_TASK TO CARRY OUT:_
Among these lines, how many include "must"? Answer only with the number.

Saved entries
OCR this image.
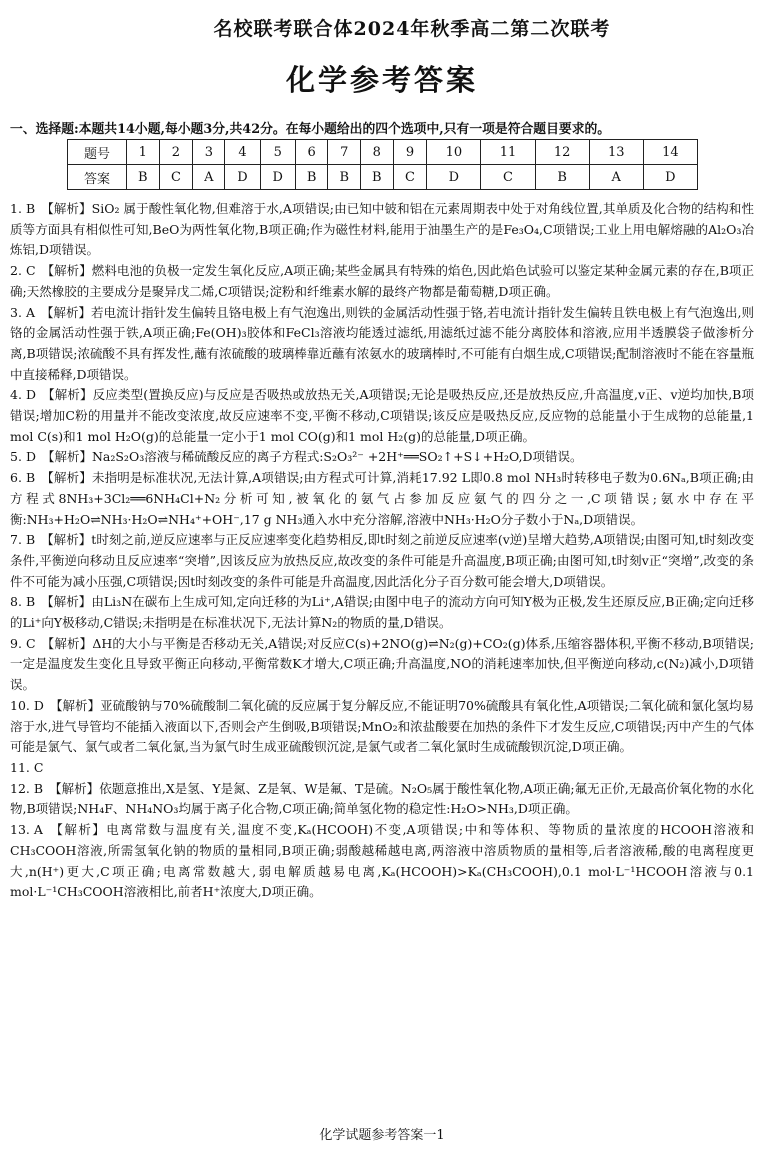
名校联考联合体2024年秋季高二第二次联考
化学参考答案
一、选择题:本题共14小题,每小题3分,共42分。在每小题给出的四个选项中,只有一项是符合题目要求的。
题号	1	2	3	4	5	6	7	8	9	10	11	12	13	14
答案	B	C	A	D	D	B	B	B	C	D	C	B	A	D
1. B 【解析】SiO₂ 属于酸性氧化物,但难溶于水,A项错误;由已知中铍和铝在元素周期表中处于对角线位置,其单质及化合物的结构和性质等方面具有相似性可知,BeO为两性氧化物,B项正确;作为磁性材料,能用于油墨生产的是Fe₃O₄,C项错误;工业上用电解熔融的Al₂O₃冶炼铝,D项错误。
2. C 【解析】燃料电池的负极一定发生氧化反应,A项正确;某些金属具有特殊的焰色,因此焰色试验可以鉴定某种金属元素的存在,B项正确;天然橡胶的主要成分是聚异戊二烯,C项错误;淀粉和纤维素水解的最终产物都是葡萄糖,D项正确。
3. A 【解析】若电流计指针发生偏转且铬电极上有气泡逸出,则铁的金属活动性强于铬,若电流计指针发生偏转且铁电极上有气泡逸出,则铬的金属活动性强于铁,A项正确;Fe(OH)₃胶体和FeCl₃溶液均能透过滤纸,用滤纸过滤不能分离胶体和溶液,应用半透膜袋子做渗析分离,B项错误;浓硫酸不具有挥发性,蘸有浓硫酸的玻璃棒靠近蘸有浓氨水的玻璃棒时,不可能有白烟生成,C项错误;配制溶液时不能在容量瓶中直接稀释,D项错误。
4. D 【解析】反应类型(置换反应)与反应是否吸热或放热无关,A项错误;无论是吸热反应,还是放热反应,升高温度,v正、v逆均加快,B项错误;增加C粉的用量并不能改变浓度,故反应速率不变,平衡不移动,C项错误;该反应是吸热反应,反应物的总能量小于生成物的总能量,1 mol C(s)和1 mol H₂O(g)的总能量一定小于1 mol CO(g)和1 mol H₂(g)的总能量,D项正确。
5. D 【解析】Na₂S₂O₃溶液与稀硫酸反应的离子方程式:S₂O₃²⁻ +2H⁺══SO₂↑+S↓+H₂O,D项错误。
6. B 【解析】未指明是标准状况,无法计算,A项错误;由方程式可计算,消耗17.92 L即0.8 mol NH₃时转移电子数为0.6Nₐ,B项正确;由方程式8NH₃+3Cl₂══6NH₄Cl+N₂分析可知,被氧化的氨气占参加反应氨气的四分之一,C项错误;氨水中存在平衡:NH₃+H₂O⇌NH₃·H₂O⇌NH₄⁺+OH⁻,17 g NH₃通入水中充分溶解,溶液中NH₃·H₂O分子数小于Nₐ,D项错误。
7. B 【解析】t时刻之前,逆反应速率与正反应速率变化趋势相反,即t时刻之前逆反应速率(v逆)呈增大趋势,A项错误;由图可知,t时刻改变条件,平衡逆向移动且反应速率“突增”,因该反应为放热反应,故改变的条件可能是升高温度,B项正确;由图可知,t时刻v正“突增”,改变的条件不可能为减小压强,C项错误;因t时刻改变的条件可能是升高温度,因此活化分子百分数可能会增大,D项错误。
8. B 【解析】由Li₃N在碳布上生成可知,定向迁移的为Li⁺,A错误;由图中电子的流动方向可知Y极为正极,发生还原反应,B正确;定向迁移的Li⁺向Y极移动,C错误;未指明是在标准状况下,无法计算N₂的物质的量,D错误。
9. C 【解析】ΔH的大小与平衡是否移动无关,A错误;对反应C(s)+2NO(g)⇌N₂(g)+CO₂(g)体系,压缩容器体积,平衡不移动,B项错误;一定是温度发生变化且导致平衡正向移动,平衡常数K才增大,C项正确;升高温度,NO的消耗速率加快,但平衡逆向移动,c(N₂)减小,D项错误。
10. D 【解析】亚硫酸钠与70%硫酸制二氧化硫的反应属于复分解反应,不能证明70%硫酸具有氧化性,A项错误;二氧化硫和氯化氢均易溶于水,进气导管均不能插入液面以下,否则会产生倒吸,B项错误;MnO₂和浓盐酸要在加热的条件下才发生反应,C项错误;丙中产生的气体可能是氯气、氯气或者二氧化氯,当为氯气时生成亚硫酸钡沉淀,是氯气或者二氧化氯时生成硫酸钡沉淀,D项正确。
11. C
12. B 【解析】依题意推出,X是氢、Y是氮、Z是氧、W是氟、T是硫。N₂O₅属于酸性氧化物,A项正确;氟无正价,无最高价氧化物的水化物,B项错误;NH₄F、NH₄NO₃均属于离子化合物,C项正确;简单氢化物的稳定性:H₂O>NH₃,D项正确。
13. A 【解析】电离常数与温度有关,温度不变,Kₐ(HCOOH)不变,A项错误;中和等体积、等物质的量浓度的HCOOH溶液和CH₃COOH溶液,所需氢氧化钠的物质的量相同,B项正确;弱酸越稀越电离,两溶液中溶质物质的量相等,后者溶液稀,酸的电离程度更大,n(H⁺)更大,C项正确;电离常数越大,弱电解质越易电离,Kₐ(HCOOH)>Kₐ(CH₃COOH),0.1 mol·L⁻¹HCOOH溶液与0.1 mol·L⁻¹CH₃COOH溶液相比,前者H⁺浓度大,D项正确。
化学试题参考答案一1
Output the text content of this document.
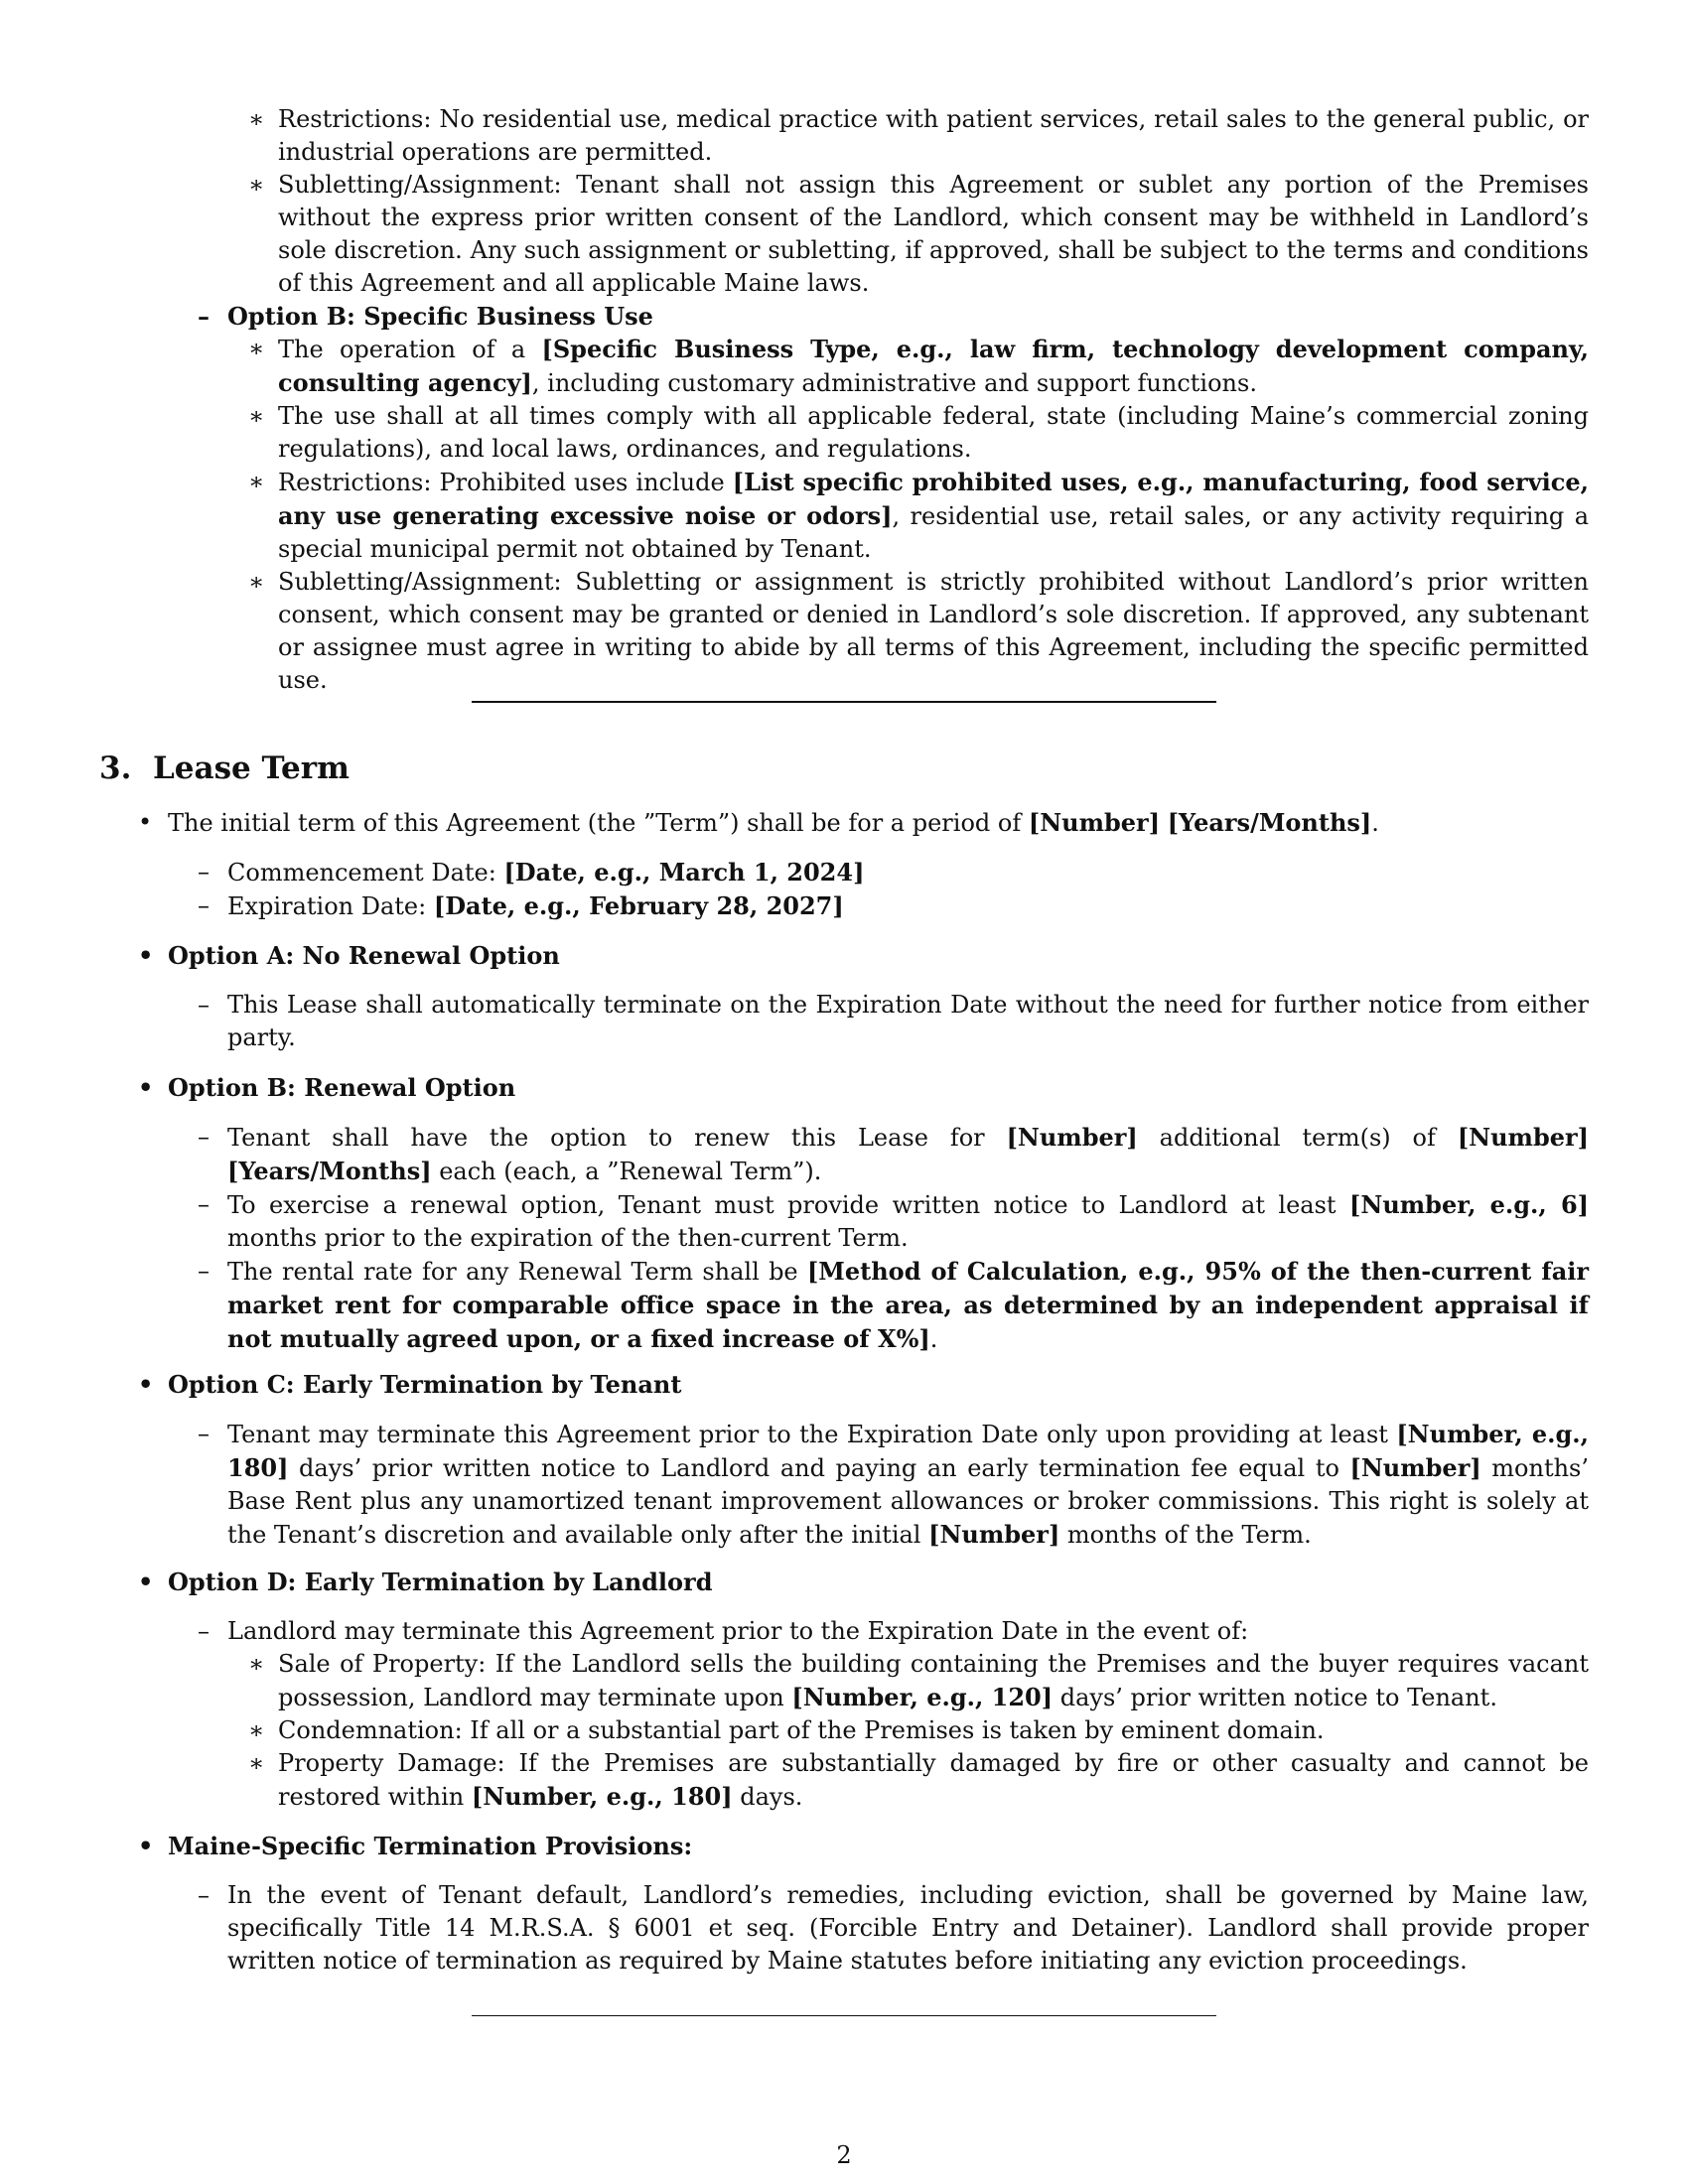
∗ Restrictions: No residential use, medical practice with patient services, retail sales to the general public, or industrial operations are permitted.
∗ Subletting/Assignment: Tenant shall not assign this Agreement or sublet any portion of the Premises without the express prior written consent of the Landlord, which consent may be withheld in Landlord’s sole discretion. Any such assignment or subletting, if approved, shall be subject to the terms and conditions of this Agreement and all applicable Maine laws.
– Option B: Specific Business Use
∗ The operation of a [Specific Business Type, e.g., law firm, technology development company, consulting agency], including customary administrative and support functions.
∗ The use shall at all times comply with all applicable federal, state (including Maine’s commercial zoning regulations), and local laws, ordinances, and regulations.
∗ Restrictions: Prohibited uses include [List specific prohibited uses, e.g., manufacturing, food service, any use generating excessive noise or odors], residential use, retail sales, or any activity requiring a special municipal permit not obtained by Tenant.
∗ Subletting/Assignment: Subletting or assignment is strictly prohibited without Landlord’s prior written consent, which consent may be granted or denied in Landlord’s sole discretion. If approved, any subtenant or assignee must agree in writing to abide by all terms of this Agreement, including the specific permitted use.
3. Lease Term
• The initial term of this Agreement (the ”Term”) shall be for a period of [Number] [Years/Months].
– Commencement Date: [Date, e.g., March 1, 2024]
– Expiration Date: [Date, e.g., February 28, 2027]
• Option A: No Renewal Option
– This Lease shall automatically terminate on the Expiration Date without the need for further notice from either party.
• Option B: Renewal Option
– Tenant shall have the option to renew this Lease for [Number] additional term(s) of [Number] [Years/Months] each (each, a ”Renewal Term”).
– To exercise a renewal option, Tenant must provide written notice to Landlord at least [Number, e.g., 6] months prior to the expiration of the then-current Term.
– The rental rate for any Renewal Term shall be [Method of Calculation, e.g., 95% of the then-current fair market rent for comparable office space in the area, as determined by an independent appraisal if not mutually agreed upon, or a fixed increase of X%].
• Option C: Early Termination by Tenant
– Tenant may terminate this Agreement prior to the Expiration Date only upon providing at least [Number, e.g., 180] days’ prior written notice to Landlord and paying an early termination fee equal to [Number] months’ Base Rent plus any unamortized tenant improvement allowances or broker commissions. This right is solely at the Tenant’s discretion and available only after the initial [Number] months of the Term.
• Option D: Early Termination by Landlord
– Landlord may terminate this Agreement prior to the Expiration Date in the event of:
∗ Sale of Property: If the Landlord sells the building containing the Premises and the buyer requires vacant possession, Landlord may terminate upon [Number, e.g., 120] days’ prior written notice to Tenant.
∗ Condemnation: If all or a substantial part of the Premises is taken by eminent domain.
∗ Property Damage: If the Premises are substantially damaged by fire or other casualty and cannot be restored within [Number, e.g., 180] days.
• Maine-Specific Termination Provisions:
– In the event of Tenant default, Landlord’s remedies, including eviction, shall be governed by Maine law, specifically Title 14 M.R.S.A. § 6001 et seq. (Forcible Entry and Detainer). Landlord shall provide proper written notice of termination as required by Maine statutes before initiating any eviction proceedings.
2
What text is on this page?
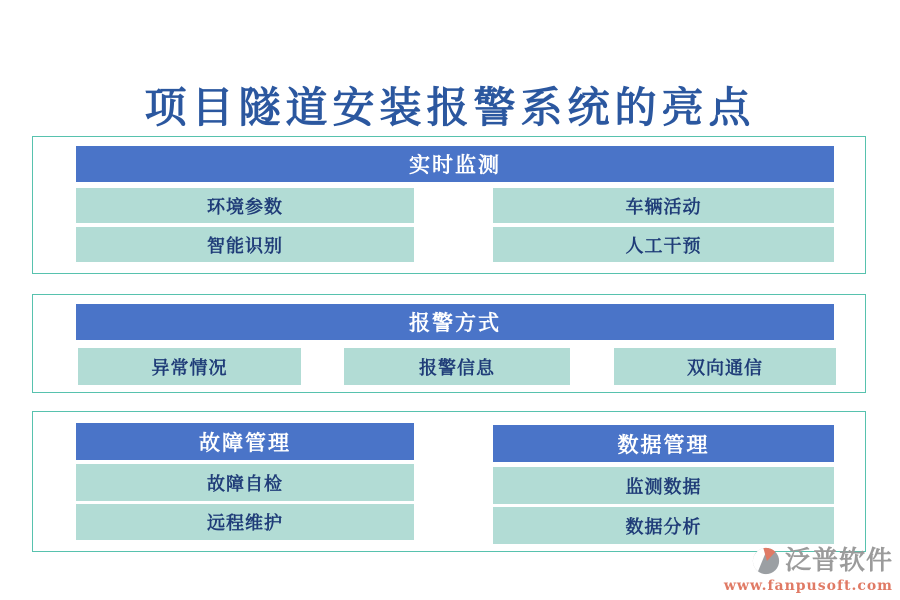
项目隧道安装报警系统的亮点
实时监测
环境参数	车辆活动
智能识别	人工干预
报警方式
异常情况	报警信息	双向通信
故障管理
故障自检
远程维护
数据管理
监测数据
数据分析
泛普软件
www.fanpusoft.com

_PROBLEM SOLUTION:_
2